Your task is to output the listing word for word, with pictures excluded.

─── MATERIAL SHOWN ───

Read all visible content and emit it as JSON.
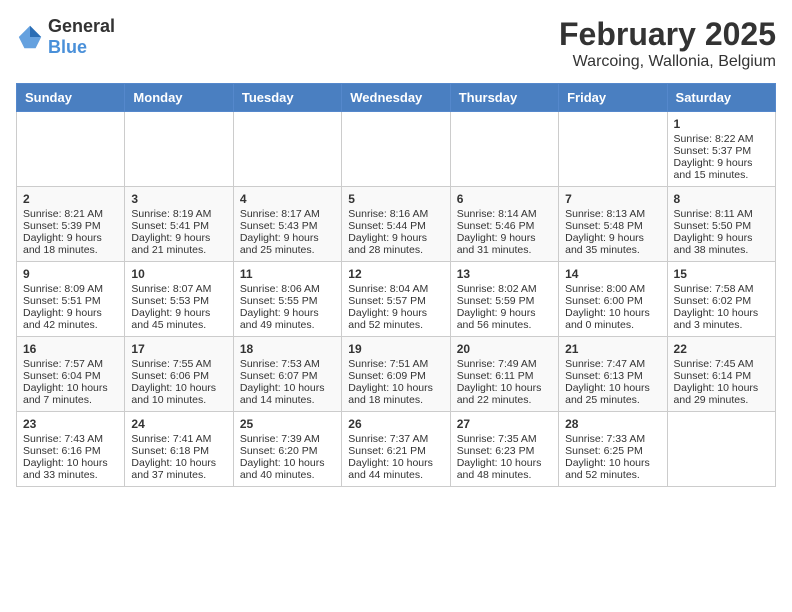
{
  "header": {
    "logo_general": "General",
    "logo_blue": "Blue",
    "title": "February 2025",
    "subtitle": "Warcoing, Wallonia, Belgium"
  },
  "days_of_week": [
    "Sunday",
    "Monday",
    "Tuesday",
    "Wednesday",
    "Thursday",
    "Friday",
    "Saturday"
  ],
  "weeks": [
    [
      {
        "day": "",
        "content": ""
      },
      {
        "day": "",
        "content": ""
      },
      {
        "day": "",
        "content": ""
      },
      {
        "day": "",
        "content": ""
      },
      {
        "day": "",
        "content": ""
      },
      {
        "day": "",
        "content": ""
      },
      {
        "day": "1",
        "content": "Sunrise: 8:22 AM\nSunset: 5:37 PM\nDaylight: 9 hours and 15 minutes."
      }
    ],
    [
      {
        "day": "2",
        "content": "Sunrise: 8:21 AM\nSunset: 5:39 PM\nDaylight: 9 hours and 18 minutes."
      },
      {
        "day": "3",
        "content": "Sunrise: 8:19 AM\nSunset: 5:41 PM\nDaylight: 9 hours and 21 minutes."
      },
      {
        "day": "4",
        "content": "Sunrise: 8:17 AM\nSunset: 5:43 PM\nDaylight: 9 hours and 25 minutes."
      },
      {
        "day": "5",
        "content": "Sunrise: 8:16 AM\nSunset: 5:44 PM\nDaylight: 9 hours and 28 minutes."
      },
      {
        "day": "6",
        "content": "Sunrise: 8:14 AM\nSunset: 5:46 PM\nDaylight: 9 hours and 31 minutes."
      },
      {
        "day": "7",
        "content": "Sunrise: 8:13 AM\nSunset: 5:48 PM\nDaylight: 9 hours and 35 minutes."
      },
      {
        "day": "8",
        "content": "Sunrise: 8:11 AM\nSunset: 5:50 PM\nDaylight: 9 hours and 38 minutes."
      }
    ],
    [
      {
        "day": "9",
        "content": "Sunrise: 8:09 AM\nSunset: 5:51 PM\nDaylight: 9 hours and 42 minutes."
      },
      {
        "day": "10",
        "content": "Sunrise: 8:07 AM\nSunset: 5:53 PM\nDaylight: 9 hours and 45 minutes."
      },
      {
        "day": "11",
        "content": "Sunrise: 8:06 AM\nSunset: 5:55 PM\nDaylight: 9 hours and 49 minutes."
      },
      {
        "day": "12",
        "content": "Sunrise: 8:04 AM\nSunset: 5:57 PM\nDaylight: 9 hours and 52 minutes."
      },
      {
        "day": "13",
        "content": "Sunrise: 8:02 AM\nSunset: 5:59 PM\nDaylight: 9 hours and 56 minutes."
      },
      {
        "day": "14",
        "content": "Sunrise: 8:00 AM\nSunset: 6:00 PM\nDaylight: 10 hours and 0 minutes."
      },
      {
        "day": "15",
        "content": "Sunrise: 7:58 AM\nSunset: 6:02 PM\nDaylight: 10 hours and 3 minutes."
      }
    ],
    [
      {
        "day": "16",
        "content": "Sunrise: 7:57 AM\nSunset: 6:04 PM\nDaylight: 10 hours and 7 minutes."
      },
      {
        "day": "17",
        "content": "Sunrise: 7:55 AM\nSunset: 6:06 PM\nDaylight: 10 hours and 10 minutes."
      },
      {
        "day": "18",
        "content": "Sunrise: 7:53 AM\nSunset: 6:07 PM\nDaylight: 10 hours and 14 minutes."
      },
      {
        "day": "19",
        "content": "Sunrise: 7:51 AM\nSunset: 6:09 PM\nDaylight: 10 hours and 18 minutes."
      },
      {
        "day": "20",
        "content": "Sunrise: 7:49 AM\nSunset: 6:11 PM\nDaylight: 10 hours and 22 minutes."
      },
      {
        "day": "21",
        "content": "Sunrise: 7:47 AM\nSunset: 6:13 PM\nDaylight: 10 hours and 25 minutes."
      },
      {
        "day": "22",
        "content": "Sunrise: 7:45 AM\nSunset: 6:14 PM\nDaylight: 10 hours and 29 minutes."
      }
    ],
    [
      {
        "day": "23",
        "content": "Sunrise: 7:43 AM\nSunset: 6:16 PM\nDaylight: 10 hours and 33 minutes."
      },
      {
        "day": "24",
        "content": "Sunrise: 7:41 AM\nSunset: 6:18 PM\nDaylight: 10 hours and 37 minutes."
      },
      {
        "day": "25",
        "content": "Sunrise: 7:39 AM\nSunset: 6:20 PM\nDaylight: 10 hours and 40 minutes."
      },
      {
        "day": "26",
        "content": "Sunrise: 7:37 AM\nSunset: 6:21 PM\nDaylight: 10 hours and 44 minutes."
      },
      {
        "day": "27",
        "content": "Sunrise: 7:35 AM\nSunset: 6:23 PM\nDaylight: 10 hours and 48 minutes."
      },
      {
        "day": "28",
        "content": "Sunrise: 7:33 AM\nSunset: 6:25 PM\nDaylight: 10 hours and 52 minutes."
      },
      {
        "day": "",
        "content": ""
      }
    ]
  ]
}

───

§ EXERCISE OUTPUT:
Read all visible content and emit it as JSON.
{
  "header": {
    "logo_general": "General",
    "logo_blue": "Blue",
    "title": "February 2025",
    "subtitle": "Warcoing, Wallonia, Belgium"
  },
  "days_of_week": [
    "Sunday",
    "Monday",
    "Tuesday",
    "Wednesday",
    "Thursday",
    "Friday",
    "Saturday"
  ],
  "weeks": [
    [
      {
        "day": "",
        "content": ""
      },
      {
        "day": "",
        "content": ""
      },
      {
        "day": "",
        "content": ""
      },
      {
        "day": "",
        "content": ""
      },
      {
        "day": "",
        "content": ""
      },
      {
        "day": "",
        "content": ""
      },
      {
        "day": "1",
        "content": "Sunrise: 8:22 AM\nSunset: 5:37 PM\nDaylight: 9 hours and 15 minutes."
      }
    ],
    [
      {
        "day": "2",
        "content": "Sunrise: 8:21 AM\nSunset: 5:39 PM\nDaylight: 9 hours and 18 minutes."
      },
      {
        "day": "3",
        "content": "Sunrise: 8:19 AM\nSunset: 5:41 PM\nDaylight: 9 hours and 21 minutes."
      },
      {
        "day": "4",
        "content": "Sunrise: 8:17 AM\nSunset: 5:43 PM\nDaylight: 9 hours and 25 minutes."
      },
      {
        "day": "5",
        "content": "Sunrise: 8:16 AM\nSunset: 5:44 PM\nDaylight: 9 hours and 28 minutes."
      },
      {
        "day": "6",
        "content": "Sunrise: 8:14 AM\nSunset: 5:46 PM\nDaylight: 9 hours and 31 minutes."
      },
      {
        "day": "7",
        "content": "Sunrise: 8:13 AM\nSunset: 5:48 PM\nDaylight: 9 hours and 35 minutes."
      },
      {
        "day": "8",
        "content": "Sunrise: 8:11 AM\nSunset: 5:50 PM\nDaylight: 9 hours and 38 minutes."
      }
    ],
    [
      {
        "day": "9",
        "content": "Sunrise: 8:09 AM\nSunset: 5:51 PM\nDaylight: 9 hours and 42 minutes."
      },
      {
        "day": "10",
        "content": "Sunrise: 8:07 AM\nSunset: 5:53 PM\nDaylight: 9 hours and 45 minutes."
      },
      {
        "day": "11",
        "content": "Sunrise: 8:06 AM\nSunset: 5:55 PM\nDaylight: 9 hours and 49 minutes."
      },
      {
        "day": "12",
        "content": "Sunrise: 8:04 AM\nSunset: 5:57 PM\nDaylight: 9 hours and 52 minutes."
      },
      {
        "day": "13",
        "content": "Sunrise: 8:02 AM\nSunset: 5:59 PM\nDaylight: 9 hours and 56 minutes."
      },
      {
        "day": "14",
        "content": "Sunrise: 8:00 AM\nSunset: 6:00 PM\nDaylight: 10 hours and 0 minutes."
      },
      {
        "day": "15",
        "content": "Sunrise: 7:58 AM\nSunset: 6:02 PM\nDaylight: 10 hours and 3 minutes."
      }
    ],
    [
      {
        "day": "16",
        "content": "Sunrise: 7:57 AM\nSunset: 6:04 PM\nDaylight: 10 hours and 7 minutes."
      },
      {
        "day": "17",
        "content": "Sunrise: 7:55 AM\nSunset: 6:06 PM\nDaylight: 10 hours and 10 minutes."
      },
      {
        "day": "18",
        "content": "Sunrise: 7:53 AM\nSunset: 6:07 PM\nDaylight: 10 hours and 14 minutes."
      },
      {
        "day": "19",
        "content": "Sunrise: 7:51 AM\nSunset: 6:09 PM\nDaylight: 10 hours and 18 minutes."
      },
      {
        "day": "20",
        "content": "Sunrise: 7:49 AM\nSunset: 6:11 PM\nDaylight: 10 hours and 22 minutes."
      },
      {
        "day": "21",
        "content": "Sunrise: 7:47 AM\nSunset: 6:13 PM\nDaylight: 10 hours and 25 minutes."
      },
      {
        "day": "22",
        "content": "Sunrise: 7:45 AM\nSunset: 6:14 PM\nDaylight: 10 hours and 29 minutes."
      }
    ],
    [
      {
        "day": "23",
        "content": "Sunrise: 7:43 AM\nSunset: 6:16 PM\nDaylight: 10 hours and 33 minutes."
      },
      {
        "day": "24",
        "content": "Sunrise: 7:41 AM\nSunset: 6:18 PM\nDaylight: 10 hours and 37 minutes."
      },
      {
        "day": "25",
        "content": "Sunrise: 7:39 AM\nSunset: 6:20 PM\nDaylight: 10 hours and 40 minutes."
      },
      {
        "day": "26",
        "content": "Sunrise: 7:37 AM\nSunset: 6:21 PM\nDaylight: 10 hours and 44 minutes."
      },
      {
        "day": "27",
        "content": "Sunrise: 7:35 AM\nSunset: 6:23 PM\nDaylight: 10 hours and 48 minutes."
      },
      {
        "day": "28",
        "content": "Sunrise: 7:33 AM\nSunset: 6:25 PM\nDaylight: 10 hours and 52 minutes."
      },
      {
        "day": "",
        "content": ""
      }
    ]
  ]
}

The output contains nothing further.